▸ **WHAT IS ASKED**
Where a line contains the string "text", copy that line.

--- Start ITEMS ---

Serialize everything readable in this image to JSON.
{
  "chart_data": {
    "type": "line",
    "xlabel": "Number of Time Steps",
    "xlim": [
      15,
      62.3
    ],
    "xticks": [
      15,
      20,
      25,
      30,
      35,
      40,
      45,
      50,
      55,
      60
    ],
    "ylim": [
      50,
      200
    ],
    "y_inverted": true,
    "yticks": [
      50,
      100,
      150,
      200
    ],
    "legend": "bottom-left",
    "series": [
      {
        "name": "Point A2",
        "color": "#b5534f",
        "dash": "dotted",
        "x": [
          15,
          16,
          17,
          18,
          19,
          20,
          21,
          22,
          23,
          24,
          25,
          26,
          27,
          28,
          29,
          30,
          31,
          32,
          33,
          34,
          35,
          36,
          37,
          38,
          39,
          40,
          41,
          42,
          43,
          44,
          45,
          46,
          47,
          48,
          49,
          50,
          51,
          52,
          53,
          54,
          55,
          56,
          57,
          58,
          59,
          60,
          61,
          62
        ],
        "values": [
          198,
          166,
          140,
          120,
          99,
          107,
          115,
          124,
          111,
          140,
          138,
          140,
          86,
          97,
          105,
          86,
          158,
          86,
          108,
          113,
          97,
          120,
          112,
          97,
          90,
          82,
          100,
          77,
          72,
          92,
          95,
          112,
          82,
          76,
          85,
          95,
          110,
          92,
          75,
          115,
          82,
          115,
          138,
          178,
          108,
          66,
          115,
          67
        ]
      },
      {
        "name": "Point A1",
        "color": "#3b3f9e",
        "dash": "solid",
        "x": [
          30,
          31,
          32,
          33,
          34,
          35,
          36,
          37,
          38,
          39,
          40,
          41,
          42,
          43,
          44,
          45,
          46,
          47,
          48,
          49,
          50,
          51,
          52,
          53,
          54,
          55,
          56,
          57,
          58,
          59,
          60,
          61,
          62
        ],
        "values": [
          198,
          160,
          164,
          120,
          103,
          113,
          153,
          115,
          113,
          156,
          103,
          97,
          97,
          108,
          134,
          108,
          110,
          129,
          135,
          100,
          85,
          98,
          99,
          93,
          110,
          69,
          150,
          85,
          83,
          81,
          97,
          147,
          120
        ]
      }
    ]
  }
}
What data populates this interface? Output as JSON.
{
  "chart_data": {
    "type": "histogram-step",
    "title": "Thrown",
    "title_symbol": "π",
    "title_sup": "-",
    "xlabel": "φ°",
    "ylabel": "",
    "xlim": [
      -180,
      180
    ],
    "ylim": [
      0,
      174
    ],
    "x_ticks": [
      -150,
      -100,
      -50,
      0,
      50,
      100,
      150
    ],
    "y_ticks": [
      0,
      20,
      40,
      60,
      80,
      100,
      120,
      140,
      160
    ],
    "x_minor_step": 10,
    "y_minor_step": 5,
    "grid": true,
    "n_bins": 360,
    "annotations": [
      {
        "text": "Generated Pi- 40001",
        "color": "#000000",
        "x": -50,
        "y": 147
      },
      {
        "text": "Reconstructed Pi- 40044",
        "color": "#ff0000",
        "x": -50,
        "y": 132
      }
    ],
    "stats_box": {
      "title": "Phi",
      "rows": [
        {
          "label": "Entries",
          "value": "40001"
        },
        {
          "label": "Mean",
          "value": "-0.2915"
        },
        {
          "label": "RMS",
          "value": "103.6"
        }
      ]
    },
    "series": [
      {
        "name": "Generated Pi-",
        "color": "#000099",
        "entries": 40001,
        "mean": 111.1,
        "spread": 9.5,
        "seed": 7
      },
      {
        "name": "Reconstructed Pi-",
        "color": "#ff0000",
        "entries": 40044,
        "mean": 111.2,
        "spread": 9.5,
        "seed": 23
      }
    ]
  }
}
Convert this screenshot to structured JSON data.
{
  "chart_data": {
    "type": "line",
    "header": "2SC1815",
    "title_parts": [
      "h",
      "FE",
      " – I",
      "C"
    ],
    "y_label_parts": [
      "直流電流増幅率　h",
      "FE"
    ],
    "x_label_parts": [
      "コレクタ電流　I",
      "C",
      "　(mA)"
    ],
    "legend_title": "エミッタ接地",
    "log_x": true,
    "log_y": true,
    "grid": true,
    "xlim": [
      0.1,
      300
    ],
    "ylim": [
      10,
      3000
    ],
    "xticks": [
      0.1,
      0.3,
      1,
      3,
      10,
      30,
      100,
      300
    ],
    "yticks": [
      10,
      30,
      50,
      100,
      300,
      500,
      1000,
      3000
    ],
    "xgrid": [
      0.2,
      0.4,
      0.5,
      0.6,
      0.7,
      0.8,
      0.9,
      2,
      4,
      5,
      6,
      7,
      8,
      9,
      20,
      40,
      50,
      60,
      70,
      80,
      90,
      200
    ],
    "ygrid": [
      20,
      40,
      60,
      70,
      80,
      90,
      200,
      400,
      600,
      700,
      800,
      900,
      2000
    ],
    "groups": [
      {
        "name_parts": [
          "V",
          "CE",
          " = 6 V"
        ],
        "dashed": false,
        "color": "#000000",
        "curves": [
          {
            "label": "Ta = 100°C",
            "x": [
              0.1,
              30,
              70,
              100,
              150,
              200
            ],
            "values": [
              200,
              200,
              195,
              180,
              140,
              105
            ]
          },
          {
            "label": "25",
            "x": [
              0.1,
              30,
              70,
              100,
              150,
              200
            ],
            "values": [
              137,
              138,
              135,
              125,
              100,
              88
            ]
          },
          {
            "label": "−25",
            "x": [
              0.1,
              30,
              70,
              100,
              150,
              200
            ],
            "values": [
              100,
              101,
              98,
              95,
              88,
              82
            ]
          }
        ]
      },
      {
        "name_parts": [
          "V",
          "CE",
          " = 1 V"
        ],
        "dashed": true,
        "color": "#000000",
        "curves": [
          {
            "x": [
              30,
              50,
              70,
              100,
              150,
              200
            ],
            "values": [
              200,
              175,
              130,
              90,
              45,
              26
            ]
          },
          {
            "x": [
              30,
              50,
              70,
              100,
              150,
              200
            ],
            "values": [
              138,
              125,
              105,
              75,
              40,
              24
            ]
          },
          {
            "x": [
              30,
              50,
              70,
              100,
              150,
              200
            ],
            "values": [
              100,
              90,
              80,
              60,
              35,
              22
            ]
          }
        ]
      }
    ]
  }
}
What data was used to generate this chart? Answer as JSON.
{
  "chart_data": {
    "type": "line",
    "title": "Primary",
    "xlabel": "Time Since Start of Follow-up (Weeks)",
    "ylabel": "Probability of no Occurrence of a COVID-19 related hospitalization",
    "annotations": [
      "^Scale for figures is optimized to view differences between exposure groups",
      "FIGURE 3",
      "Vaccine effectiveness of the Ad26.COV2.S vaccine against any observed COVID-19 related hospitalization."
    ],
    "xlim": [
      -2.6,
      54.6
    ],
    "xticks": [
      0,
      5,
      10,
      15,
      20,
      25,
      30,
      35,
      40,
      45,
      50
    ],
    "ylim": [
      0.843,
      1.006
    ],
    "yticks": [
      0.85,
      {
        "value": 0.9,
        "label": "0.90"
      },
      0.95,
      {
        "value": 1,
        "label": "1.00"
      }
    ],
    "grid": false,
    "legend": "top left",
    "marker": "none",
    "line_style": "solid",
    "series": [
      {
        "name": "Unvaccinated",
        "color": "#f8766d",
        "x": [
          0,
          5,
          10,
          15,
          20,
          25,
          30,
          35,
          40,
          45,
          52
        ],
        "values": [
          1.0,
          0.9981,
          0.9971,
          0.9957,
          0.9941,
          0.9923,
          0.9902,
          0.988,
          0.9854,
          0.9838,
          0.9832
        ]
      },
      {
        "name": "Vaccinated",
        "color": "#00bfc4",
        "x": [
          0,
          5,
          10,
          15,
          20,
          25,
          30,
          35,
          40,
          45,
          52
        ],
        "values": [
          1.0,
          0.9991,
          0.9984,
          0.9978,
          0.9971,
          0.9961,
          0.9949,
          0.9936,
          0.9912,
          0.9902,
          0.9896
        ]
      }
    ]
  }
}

--- End ITEMS ---

▸ **PROBLEM SOLUTION**
        "text": "Generated Pi- 40001",
        "text": "Reconstructed Pi- 40044",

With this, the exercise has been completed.